WHAT THIS TASK INVOLVES: Print all of the entries exactly, minus the pictures.

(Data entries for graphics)
########################################
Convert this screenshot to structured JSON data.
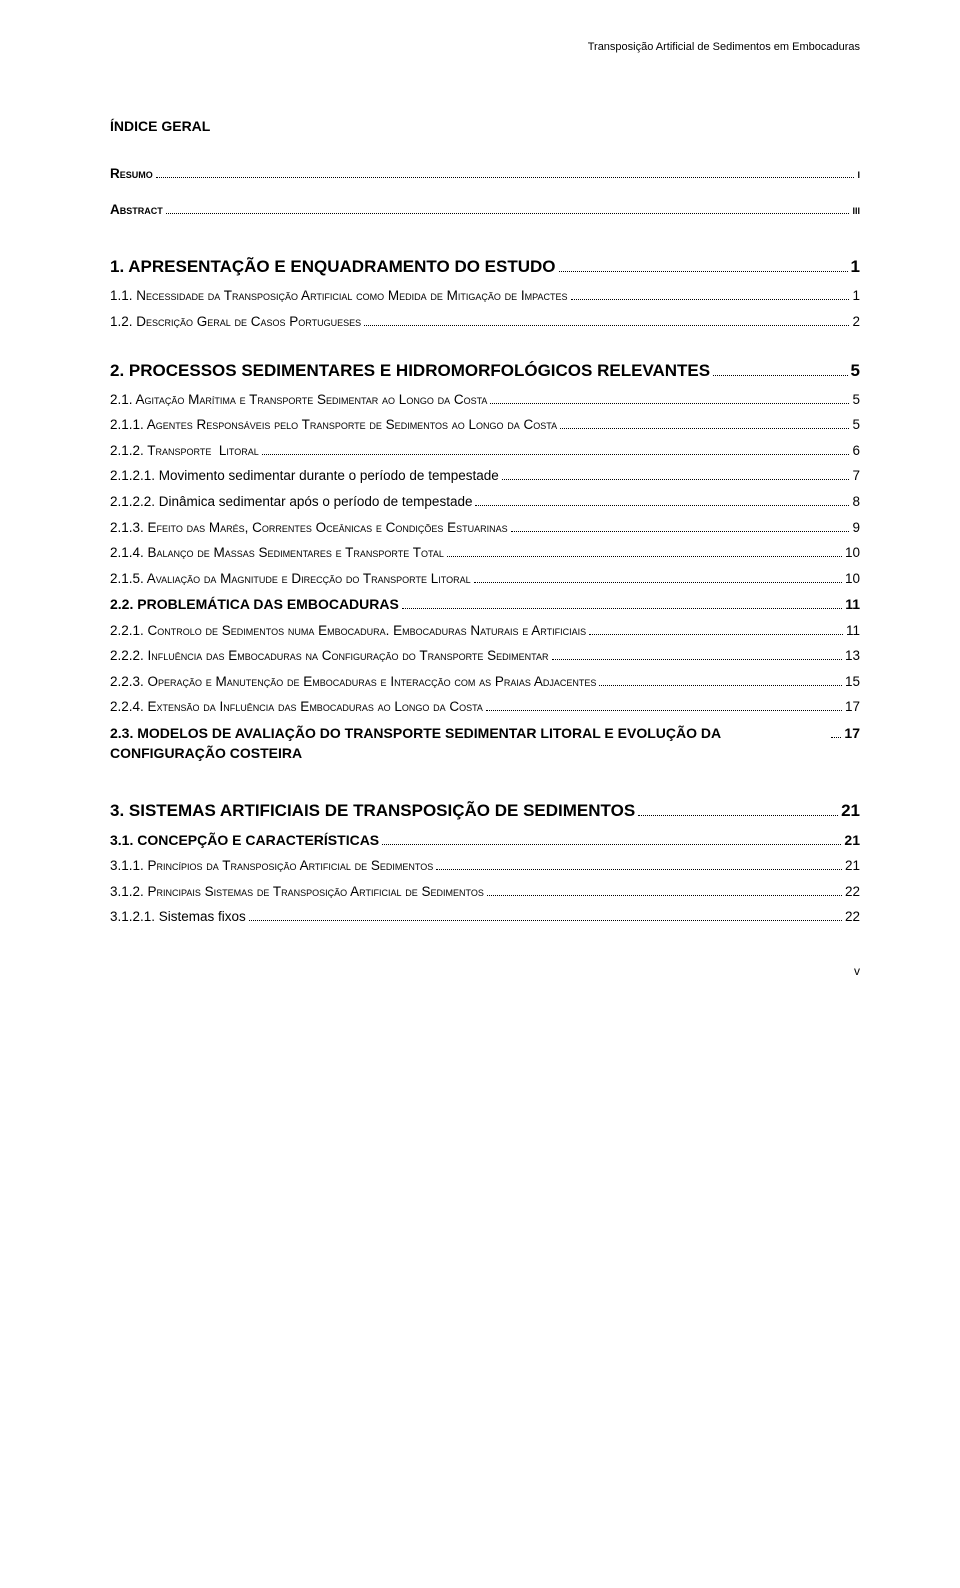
{
  "header": "Transposição Artificial de Sedimentos em Embocaduras",
  "index_title": "ÍNDICE GERAL",
  "page_number": "v",
  "entries": [
    {
      "cls": "front-line",
      "label": "Resumo",
      "page": "i",
      "gap_after": "sm"
    },
    {
      "cls": "front-line",
      "label": "Abstract",
      "page": "iii",
      "gap_after": "lg"
    },
    {
      "cls": "chapter-line",
      "label": "1. APRESENTAÇÃO E ENQUADRAMENTO DO ESTUDO",
      "page": "1",
      "gap_after": ""
    },
    {
      "cls": "h3-line",
      "label": "1.1. Necessidade da Transposição Artificial como Medida de Mitigação de Impactes",
      "page": "1",
      "gap_after": ""
    },
    {
      "cls": "h3-line",
      "label": "1.2. Descrição Geral de Casos Portugueses",
      "page": "2",
      "gap_after": "md"
    },
    {
      "cls": "chapter-line",
      "label": "2. PROCESSOS SEDIMENTARES E HIDROMORFOLÓGICOS RELEVANTES",
      "page": "5",
      "gap_after": ""
    },
    {
      "cls": "h3-line",
      "label": "2.1. Agitação Marítima e Transporte Sedimentar ao Longo da Costa",
      "page": "5",
      "gap_after": ""
    },
    {
      "cls": "h3-line",
      "label": "2.1.1. Agentes Responsáveis pelo Transporte de Sedimentos ao Longo da Costa",
      "page": "5",
      "gap_after": ""
    },
    {
      "cls": "h3-line",
      "label": "2.1.2. Transporte  Litoral",
      "page": "6",
      "gap_after": ""
    },
    {
      "cls": "plain-line",
      "label": "2.1.2.1. Movimento sedimentar durante o período de tempestade",
      "page": "7",
      "gap_after": ""
    },
    {
      "cls": "plain-line",
      "label": "2.1.2.2. Dinâmica sedimentar após o período de tempestade",
      "page": "8",
      "gap_after": ""
    },
    {
      "cls": "h3-line",
      "label": "2.1.3. Efeito das Marés, Correntes Oceânicas e Condições Estuarinas",
      "page": "9",
      "gap_after": ""
    },
    {
      "cls": "h3-line",
      "label": "2.1.4. Balanço de Massas Sedimentares e Transporte Total",
      "page": "10",
      "gap_after": ""
    },
    {
      "cls": "h3-line",
      "label": "2.1.5. Avaliação da Magnitude e Direcção do Transporte Litoral",
      "page": "10",
      "gap_after": ""
    },
    {
      "cls": "h2-line",
      "label": "2.2. PROBLEMÁTICA DAS EMBOCADURAS",
      "page": "11",
      "gap_after": ""
    },
    {
      "cls": "h3-line",
      "label": "2.2.1. Controlo de Sedimentos numa Embocadura. Embocaduras Naturais e Artificiais",
      "page": "11",
      "gap_after": ""
    },
    {
      "cls": "h3-line",
      "label": "2.2.2. Influência das Embocaduras na Configuração do Transporte Sedimentar",
      "page": "13",
      "gap_after": ""
    },
    {
      "cls": "h3-line",
      "label": "2.2.3. Operação e Manutenção de Embocaduras e Interacção com as Praias Adjacentes",
      "page": "15",
      "gap_after": ""
    },
    {
      "cls": "h3-line",
      "label": "2.2.4. Extensão da Influência das Embocaduras ao Longo da Costa",
      "page": "17",
      "gap_after": ""
    },
    {
      "cls": "h2-line",
      "label": "2.3. MODELOS DE AVALIAÇÃO DO TRANSPORTE SEDIMENTAR LITORAL E EVOLUÇÃO DA CONFIGURAÇÃO COSTEIRA",
      "page": "17",
      "gap_after": "lg"
    },
    {
      "cls": "chapter-line",
      "label": "3. SISTEMAS ARTIFICIAIS DE TRANSPOSIÇÃO DE SEDIMENTOS",
      "page": "21",
      "gap_after": ""
    },
    {
      "cls": "h2-line",
      "label": "3.1. CONCEPÇÃO E CARACTERÍSTICAS",
      "page": "21",
      "gap_after": ""
    },
    {
      "cls": "h3-line",
      "label": "3.1.1. Princípios da Transposição Artificial de Sedimentos",
      "page": "21",
      "gap_after": ""
    },
    {
      "cls": "h3-line",
      "label": "3.1.2. Principais Sistemas de Transposição Artificial de Sedimentos",
      "page": "22",
      "gap_after": ""
    },
    {
      "cls": "plain-line",
      "label": "3.1.2.1. Sistemas fixos",
      "page": "22",
      "gap_after": ""
    }
  ]
}
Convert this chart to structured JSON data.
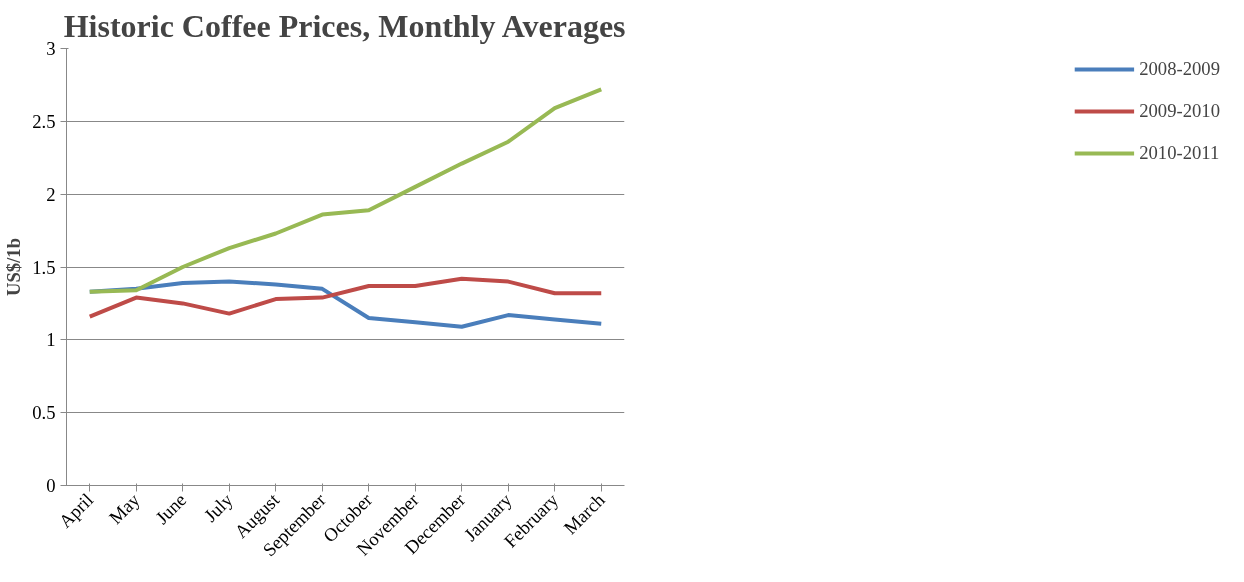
{
  "chart_data": {
    "type": "line",
    "title": "Historic Coffee Prices, Monthly Averages",
    "ylabel": "US$/1b",
    "categories": [
      "April",
      "May",
      "June",
      "July",
      "August",
      "September",
      "October",
      "November",
      "December",
      "January",
      "February",
      "March"
    ],
    "series": [
      {
        "name": "2008-2009",
        "color": "#4a7ebb",
        "values": [
          1.33,
          1.35,
          1.39,
          1.4,
          1.38,
          1.35,
          1.15,
          1.12,
          1.09,
          1.17,
          1.14,
          1.11
        ]
      },
      {
        "name": "2009-2010",
        "color": "#be4b48",
        "values": [
          1.16,
          1.29,
          1.25,
          1.18,
          1.28,
          1.29,
          1.37,
          1.37,
          1.42,
          1.4,
          1.32,
          1.32
        ]
      },
      {
        "name": "2010-2011",
        "color": "#98b954",
        "values": [
          1.33,
          1.34,
          1.5,
          1.63,
          1.73,
          1.86,
          1.89,
          2.05,
          2.21,
          2.36,
          2.59,
          2.72
        ]
      }
    ],
    "ylim": [
      0,
      3
    ],
    "yticks": [
      0,
      0.5,
      1,
      1.5,
      2,
      2.5,
      3
    ],
    "grid": "y",
    "legend": "right",
    "marker": "none",
    "line_style": "solid"
  }
}
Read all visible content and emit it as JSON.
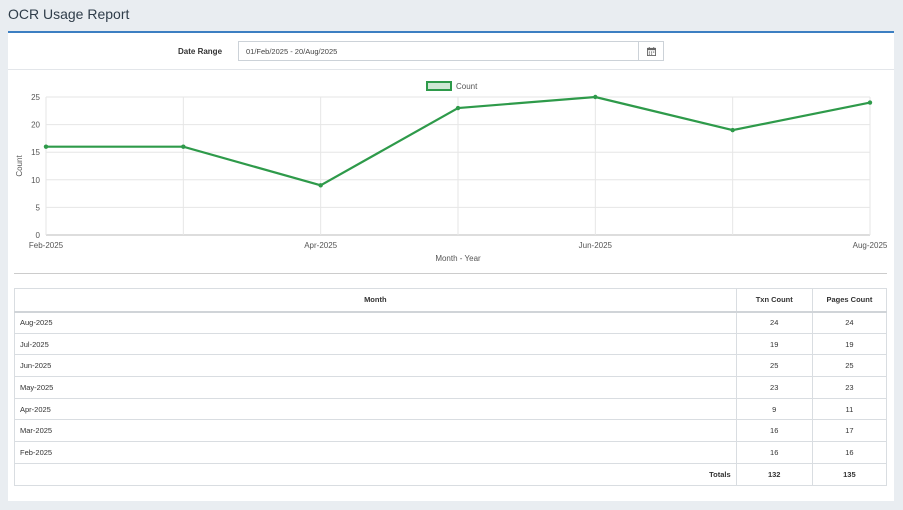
########################################
SOLUTION FOR THIS PROBLEM:
Convert this screenshot to structured JSON data.
{
  "header": "Transposição Artificial de Sedimentos em Embocaduras",
  "index_title": "ÍNDICE GERAL",
  "page_number": "v",
  "entries": [
    {
      "cls": "front-line",
      "label": "Resumo",
      "page": "i",
      "gap_after": "sm"
    },
    {
      "cls": "front-line",
      "label": "Abstract",
      "page": "iii",
      "gap_after": "lg"
    },
    {
      "cls": "chapter-line",
      "label": "1. APRESENTAÇÃO E ENQUADRAMENTO DO ESTUDO",
      "page": "1",
      "gap_after": ""
    },
    {
      "cls": "h3-line",
      "label": "1.1. Necessidade da Transposição Artificial como Medida de Mitigação de Impactes",
      "page": "1",
      "gap_after": ""
    },
    {
      "cls": "h3-line",
      "label": "1.2. Descrição Geral de Casos Portugueses",
      "page": "2",
      "gap_after": "md"
    },
    {
      "cls": "chapter-line",
      "label": "2. PROCESSOS SEDIMENTARES E HIDROMORFOLÓGICOS RELEVANTES",
      "page": "5",
      "gap_after": ""
    },
    {
      "cls": "h3-line",
      "label": "2.1. Agitação Marítima e Transporte Sedimentar ao Longo da Costa",
      "page": "5",
      "gap_after": ""
    },
    {
      "cls": "h3-line",
      "label": "2.1.1. Agentes Responsáveis pelo Transporte de Sedimentos ao Longo da Costa",
      "page": "5",
      "gap_after": ""
    },
    {
      "cls": "h3-line",
      "label": "2.1.2. Transporte  Litoral",
      "page": "6",
      "gap_after": ""
    },
    {
      "cls": "plain-line",
      "label": "2.1.2.1. Movimento sedimentar durante o período de tempestade",
      "page": "7",
      "gap_after": ""
    },
    {
      "cls": "plain-line",
      "label": "2.1.2.2. Dinâmica sedimentar após o período de tempestade",
      "page": "8",
      "gap_after": ""
    },
    {
      "cls": "h3-line",
      "label": "2.1.3. Efeito das Marés, Correntes Oceânicas e Condições Estuarinas",
      "page": "9",
      "gap_after": ""
    },
    {
      "cls": "h3-line",
      "label": "2.1.4. Balanço de Massas Sedimentares e Transporte Total",
      "page": "10",
      "gap_after": ""
    },
    {
      "cls": "h3-line",
      "label": "2.1.5. Avaliação da Magnitude e Direcção do Transporte Litoral",
      "page": "10",
      "gap_after": ""
    },
    {
      "cls": "h2-line",
      "label": "2.2. PROBLEMÁTICA DAS EMBOCADURAS",
      "page": "11",
      "gap_after": ""
    },
    {
      "cls": "h3-line",
      "label": "2.2.1. Controlo de Sedimentos numa Embocadura. Embocaduras Naturais e Artificiais",
      "page": "11",
      "gap_after": ""
    },
    {
      "cls": "h3-line",
      "label": "2.2.2. Influência das Embocaduras na Configuração do Transporte Sedimentar",
      "page": "13",
      "gap_after": ""
    },
    {
      "cls": "h3-line",
      "label": "2.2.3. Operação e Manutenção de Embocaduras e Interacção com as Praias Adjacentes",
      "page": "15",
      "gap_after": ""
    },
    {
      "cls": "h3-line",
      "label": "2.2.4. Extensão da Influência das Embocaduras ao Longo da Costa",
      "page": "17",
      "gap_after": ""
    },
    {
      "cls": "h2-line",
      "label": "2.3. MODELOS DE AVALIAÇÃO DO TRANSPORTE SEDIMENTAR LITORAL E EVOLUÇÃO DA CONFIGURAÇÃO COSTEIRA",
      "page": "17",
      "gap_after": "lg"
    },
    {
      "cls": "chapter-line",
      "label": "3. SISTEMAS ARTIFICIAIS DE TRANSPOSIÇÃO DE SEDIMENTOS",
      "page": "21",
      "gap_after": ""
    },
    {
      "cls": "h2-line",
      "label": "3.1. CONCEPÇÃO E CARACTERÍSTICAS",
      "page": "21",
      "gap_after": ""
    },
    {
      "cls": "h3-line",
      "label": "3.1.1. Princípios da Transposição Artificial de Sedimentos",
      "page": "21",
      "gap_after": ""
    },
    {
      "cls": "h3-line",
      "label": "3.1.2. Principais Sistemas de Transposição Artificial de Sedimentos",
      "page": "22",
      "gap_after": ""
    },
    {
      "cls": "plain-line",
      "label": "3.1.2.1. Sistemas fixos",
      "page": "22",
      "gap_after": ""
    }
  ]
}
Convert this chart to structured JSON data.
{
  "chart_data": {
    "type": "line",
    "title": "Historic Coffee Prices, Monthly Averages",
    "ylabel": "US$/1b",
    "categories": [
      "April",
      "May",
      "June",
      "July",
      "August",
      "September",
      "October",
      "November",
      "December",
      "January",
      "February",
      "March"
    ],
    "series": [
      {
        "name": "2008-2009",
        "color": "#4a7ebb",
        "values": [
          1.33,
          1.35,
          1.39,
          1.4,
          1.38,
          1.35,
          1.15,
          1.12,
          1.09,
          1.17,
          1.14,
          1.11
        ]
      },
      {
        "name": "2009-2010",
        "color": "#be4b48",
        "values": [
          1.16,
          1.29,
          1.25,
          1.18,
          1.28,
          1.29,
          1.37,
          1.37,
          1.42,
          1.4,
          1.32,
          1.32
        ]
      },
      {
        "name": "2010-2011",
        "color": "#98b954",
        "values": [
          1.33,
          1.34,
          1.5,
          1.63,
          1.73,
          1.86,
          1.89,
          2.05,
          2.21,
          2.36,
          2.59,
          2.72
        ]
      }
    ],
    "ylim": [
      0,
      3
    ],
    "yticks": [
      0,
      0.5,
      1,
      1.5,
      2,
      2.5,
      3
    ],
    "grid": "y",
    "legend": "right",
    "marker": "none",
    "line_style": "solid"
  }
}
Read all visible content and emit it as JSON.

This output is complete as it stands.